Start of Input records

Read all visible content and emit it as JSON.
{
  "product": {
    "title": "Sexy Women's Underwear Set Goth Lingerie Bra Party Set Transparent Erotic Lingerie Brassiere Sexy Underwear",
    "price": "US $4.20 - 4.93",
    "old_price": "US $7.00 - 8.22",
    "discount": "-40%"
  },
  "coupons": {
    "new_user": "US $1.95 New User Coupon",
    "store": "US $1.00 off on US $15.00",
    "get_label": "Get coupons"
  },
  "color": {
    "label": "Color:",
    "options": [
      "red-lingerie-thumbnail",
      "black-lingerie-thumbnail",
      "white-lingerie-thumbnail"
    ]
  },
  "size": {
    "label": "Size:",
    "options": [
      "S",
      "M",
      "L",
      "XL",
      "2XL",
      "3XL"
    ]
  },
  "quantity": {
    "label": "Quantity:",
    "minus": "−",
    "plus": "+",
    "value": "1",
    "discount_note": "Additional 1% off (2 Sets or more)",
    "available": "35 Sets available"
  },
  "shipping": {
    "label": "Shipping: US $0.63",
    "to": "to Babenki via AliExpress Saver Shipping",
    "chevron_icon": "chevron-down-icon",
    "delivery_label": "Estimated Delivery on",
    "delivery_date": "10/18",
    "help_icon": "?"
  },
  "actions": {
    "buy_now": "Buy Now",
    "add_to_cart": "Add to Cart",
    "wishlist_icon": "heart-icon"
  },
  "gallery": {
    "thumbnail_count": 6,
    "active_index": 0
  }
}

End of Input records

**Exercise aim**: Return the entries above exactly as they appear.

**Result below**:
Read all visible content and emit it as JSON.
{
  "product": {
    "title": "Sexy Women's Underwear Set Goth Lingerie Bra Party Set Transparent Erotic Lingerie Brassiere Sexy Underwear",
    "price": "US $4.20 - 4.93",
    "old_price": "US $7.00 - 8.22",
    "discount": "-40%"
  },
  "coupons": {
    "new_user": "US $1.95 New User Coupon",
    "store": "US $1.00 off on US $15.00",
    "get_label": "Get coupons"
  },
  "color": {
    "label": "Color:",
    "options": [
      "red-lingerie-thumbnail",
      "black-lingerie-thumbnail",
      "white-lingerie-thumbnail"
    ]
  },
  "size": {
    "label": "Size:",
    "options": [
      "S",
      "M",
      "L",
      "XL",
      "2XL",
      "3XL"
    ]
  },
  "quantity": {
    "label": "Quantity:",
    "minus": "−",
    "plus": "+",
    "value": "1",
    "discount_note": "Additional 1% off (2 Sets or more)",
    "available": "35 Sets available"
  },
  "shipping": {
    "label": "Shipping: US $0.63",
    "to": "to Babenki via AliExpress Saver Shipping",
    "chevron_icon": "chevron-down-icon",
    "delivery_label": "Estimated Delivery on",
    "delivery_date": "10/18",
    "help_icon": "?"
  },
  "actions": {
    "buy_now": "Buy Now",
    "add_to_cart": "Add to Cart",
    "wishlist_icon": "heart-icon"
  },
  "gallery": {
    "thumbnail_count": 6,
    "active_index": 0
  }
}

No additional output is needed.